= SUPPLIED RECORDS =
= = = = = = =

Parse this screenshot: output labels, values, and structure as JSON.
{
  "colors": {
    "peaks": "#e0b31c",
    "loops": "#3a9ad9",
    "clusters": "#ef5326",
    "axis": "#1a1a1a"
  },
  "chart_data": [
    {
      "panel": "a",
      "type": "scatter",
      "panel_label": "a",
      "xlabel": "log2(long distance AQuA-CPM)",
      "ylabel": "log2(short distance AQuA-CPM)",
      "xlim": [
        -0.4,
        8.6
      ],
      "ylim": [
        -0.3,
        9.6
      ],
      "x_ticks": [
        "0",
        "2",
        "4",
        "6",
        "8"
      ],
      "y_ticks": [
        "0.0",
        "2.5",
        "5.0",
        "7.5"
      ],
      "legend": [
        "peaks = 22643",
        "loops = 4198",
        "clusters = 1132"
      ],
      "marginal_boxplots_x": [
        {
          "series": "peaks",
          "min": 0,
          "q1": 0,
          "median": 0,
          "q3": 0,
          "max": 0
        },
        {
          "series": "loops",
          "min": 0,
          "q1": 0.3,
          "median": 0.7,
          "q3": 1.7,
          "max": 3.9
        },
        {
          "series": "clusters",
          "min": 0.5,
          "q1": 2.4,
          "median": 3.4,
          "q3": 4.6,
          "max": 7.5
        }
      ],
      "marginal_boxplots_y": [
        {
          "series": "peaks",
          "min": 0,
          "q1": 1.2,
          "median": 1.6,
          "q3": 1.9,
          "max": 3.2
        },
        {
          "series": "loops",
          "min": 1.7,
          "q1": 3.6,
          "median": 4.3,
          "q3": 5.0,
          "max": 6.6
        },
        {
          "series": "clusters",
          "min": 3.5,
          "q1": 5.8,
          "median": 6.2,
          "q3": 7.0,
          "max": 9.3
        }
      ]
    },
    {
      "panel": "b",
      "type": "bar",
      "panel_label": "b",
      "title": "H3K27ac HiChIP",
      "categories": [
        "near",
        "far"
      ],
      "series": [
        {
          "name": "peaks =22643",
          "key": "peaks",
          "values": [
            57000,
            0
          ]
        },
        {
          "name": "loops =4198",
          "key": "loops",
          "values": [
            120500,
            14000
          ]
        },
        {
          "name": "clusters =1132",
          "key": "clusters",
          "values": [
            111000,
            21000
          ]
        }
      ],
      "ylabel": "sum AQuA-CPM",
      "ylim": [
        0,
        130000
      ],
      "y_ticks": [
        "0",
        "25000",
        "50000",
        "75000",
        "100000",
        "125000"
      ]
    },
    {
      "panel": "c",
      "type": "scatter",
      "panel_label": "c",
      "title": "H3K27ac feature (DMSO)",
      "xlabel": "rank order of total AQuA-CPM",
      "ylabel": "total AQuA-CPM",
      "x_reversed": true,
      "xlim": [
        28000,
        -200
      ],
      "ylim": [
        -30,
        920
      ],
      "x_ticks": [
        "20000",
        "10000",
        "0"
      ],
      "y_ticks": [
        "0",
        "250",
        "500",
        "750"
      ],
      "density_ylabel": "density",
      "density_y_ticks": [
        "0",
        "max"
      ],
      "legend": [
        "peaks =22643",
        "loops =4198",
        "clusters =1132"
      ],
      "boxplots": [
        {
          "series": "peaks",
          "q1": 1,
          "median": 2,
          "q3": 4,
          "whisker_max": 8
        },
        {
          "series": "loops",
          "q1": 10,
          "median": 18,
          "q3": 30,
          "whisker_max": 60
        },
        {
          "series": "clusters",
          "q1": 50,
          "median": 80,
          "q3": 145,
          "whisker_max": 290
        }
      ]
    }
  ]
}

= = = = = = =

= GIVEN EXERCISE =
Recopy the entries above exactly, with every line included.

= EXPECTED ANSWER =
Parse this screenshot: output labels, values, and structure as JSON.
{
  "colors": {
    "peaks": "#e0b31c",
    "loops": "#3a9ad9",
    "clusters": "#ef5326",
    "axis": "#1a1a1a"
  },
  "chart_data": [
    {
      "panel": "a",
      "type": "scatter",
      "panel_label": "a",
      "xlabel": "log2(long distance AQuA-CPM)",
      "ylabel": "log2(short distance AQuA-CPM)",
      "xlim": [
        -0.4,
        8.6
      ],
      "ylim": [
        -0.3,
        9.6
      ],
      "x_ticks": [
        "0",
        "2",
        "4",
        "6",
        "8"
      ],
      "y_ticks": [
        "0.0",
        "2.5",
        "5.0",
        "7.5"
      ],
      "legend": [
        "peaks = 22643",
        "loops = 4198",
        "clusters = 1132"
      ],
      "marginal_boxplots_x": [
        {
          "series": "peaks",
          "min": 0,
          "q1": 0,
          "median": 0,
          "q3": 0,
          "max": 0
        },
        {
          "series": "loops",
          "min": 0,
          "q1": 0.3,
          "median": 0.7,
          "q3": 1.7,
          "max": 3.9
        },
        {
          "series": "clusters",
          "min": 0.5,
          "q1": 2.4,
          "median": 3.4,
          "q3": 4.6,
          "max": 7.5
        }
      ],
      "marginal_boxplots_y": [
        {
          "series": "peaks",
          "min": 0,
          "q1": 1.2,
          "median": 1.6,
          "q3": 1.9,
          "max": 3.2
        },
        {
          "series": "loops",
          "min": 1.7,
          "q1": 3.6,
          "median": 4.3,
          "q3": 5.0,
          "max": 6.6
        },
        {
          "series": "clusters",
          "min": 3.5,
          "q1": 5.8,
          "median": 6.2,
          "q3": 7.0,
          "max": 9.3
        }
      ]
    },
    {
      "panel": "b",
      "type": "bar",
      "panel_label": "b",
      "title": "H3K27ac HiChIP",
      "categories": [
        "near",
        "far"
      ],
      "series": [
        {
          "name": "peaks =22643",
          "key": "peaks",
          "values": [
            57000,
            0
          ]
        },
        {
          "name": "loops =4198",
          "key": "loops",
          "values": [
            120500,
            14000
          ]
        },
        {
          "name": "clusters =1132",
          "key": "clusters",
          "values": [
            111000,
            21000
          ]
        }
      ],
      "ylabel": "sum AQuA-CPM",
      "ylim": [
        0,
        130000
      ],
      "y_ticks": [
        "0",
        "25000",
        "50000",
        "75000",
        "100000",
        "125000"
      ]
    },
    {
      "panel": "c",
      "type": "scatter",
      "panel_label": "c",
      "title": "H3K27ac feature (DMSO)",
      "xlabel": "rank order of total AQuA-CPM",
      "ylabel": "total AQuA-CPM",
      "x_reversed": true,
      "xlim": [
        28000,
        -200
      ],
      "ylim": [
        -30,
        920
      ],
      "x_ticks": [
        "20000",
        "10000",
        "0"
      ],
      "y_ticks": [
        "0",
        "250",
        "500",
        "750"
      ],
      "density_ylabel": "density",
      "density_y_ticks": [
        "0",
        "max"
      ],
      "legend": [
        "peaks =22643",
        "loops =4198",
        "clusters =1132"
      ],
      "boxplots": [
        {
          "series": "peaks",
          "q1": 1,
          "median": 2,
          "q3": 4,
          "whisker_max": 8
        },
        {
          "series": "loops",
          "q1": 10,
          "median": 18,
          "q3": 30,
          "whisker_max": 60
        },
        {
          "series": "clusters",
          "q1": 50,
          "median": 80,
          "q3": 145,
          "whisker_max": 290
        }
      ]
    }
  ]
}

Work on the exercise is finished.